Start RECORDED DATA

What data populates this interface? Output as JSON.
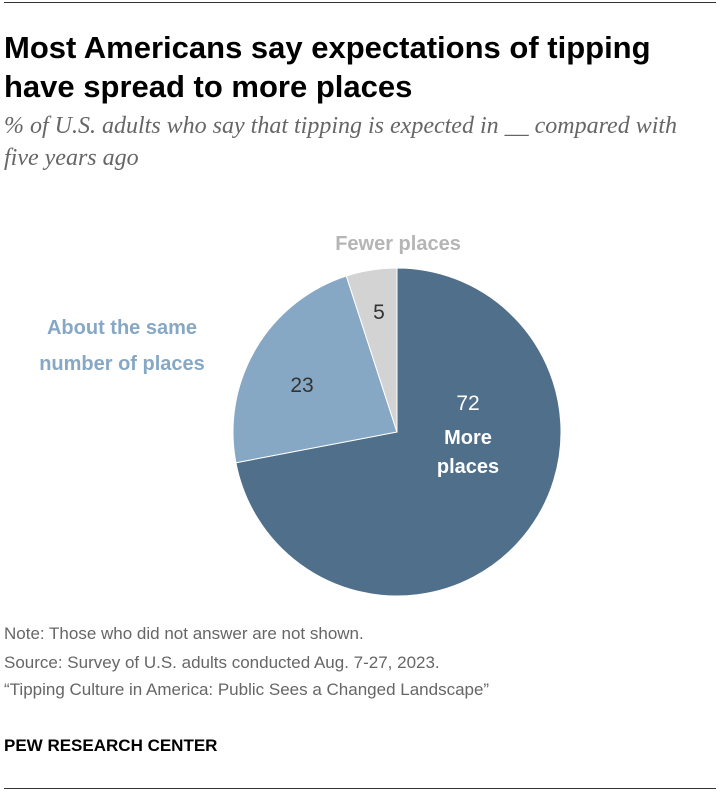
{
  "title": "Most Americans say expectations of tipping have spread to more places",
  "subtitle": "% of U.S. adults who say that tipping is expected in __ compared with five years ago",
  "chart_data": {
    "type": "pie",
    "title": "Most Americans say expectations of tipping have spread to more places",
    "slices": [
      {
        "label": "More places",
        "value": 72,
        "color": "#4f6f8a"
      },
      {
        "label": "About the same number of places",
        "value": 23,
        "color": "#87a8c4"
      },
      {
        "label": "Fewer places",
        "value": 5,
        "color": "#d3d3d3"
      }
    ],
    "start": "12 o'clock, clockwise"
  },
  "labels": {
    "more": [
      "More",
      "places"
    ],
    "same": [
      "About the same",
      "number of places"
    ],
    "fewer": "Fewer places"
  },
  "footer": {
    "note": "Note: Those who did not answer are not shown.",
    "source": "Source: Survey of U.S. adults conducted Aug. 7-27, 2023.",
    "report": "“Tipping Culture in America: Public Sees a Changed Landscape”",
    "brand": "PEW RESEARCH CENTER"
  }
}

End RECORDED DATA

**GIVEN PROBLEM**
Repeat the entries exactly and keep the pictures out of the copy.

**TASK RESPONSE**
What data populates this interface? Output as JSON.
{
  "title": "Most Americans say expectations of tipping have spread to more places",
  "subtitle": "% of U.S. adults who say that tipping is expected in __ compared with five years ago",
  "chart_data": {
    "type": "pie",
    "title": "Most Americans say expectations of tipping have spread to more places",
    "slices": [
      {
        "label": "More places",
        "value": 72,
        "color": "#4f6f8a"
      },
      {
        "label": "About the same number of places",
        "value": 23,
        "color": "#87a8c4"
      },
      {
        "label": "Fewer places",
        "value": 5,
        "color": "#d3d3d3"
      }
    ],
    "start": "12 o'clock, clockwise"
  },
  "labels": {
    "more": [
      "More",
      "places"
    ],
    "same": [
      "About the same",
      "number of places"
    ],
    "fewer": "Fewer places"
  },
  "footer": {
    "note": "Note: Those who did not answer are not shown.",
    "source": "Source: Survey of U.S. adults conducted Aug. 7-27, 2023.",
    "report": "“Tipping Culture in America: Public Sees a Changed Landscape”",
    "brand": "PEW RESEARCH CENTER"
  }
}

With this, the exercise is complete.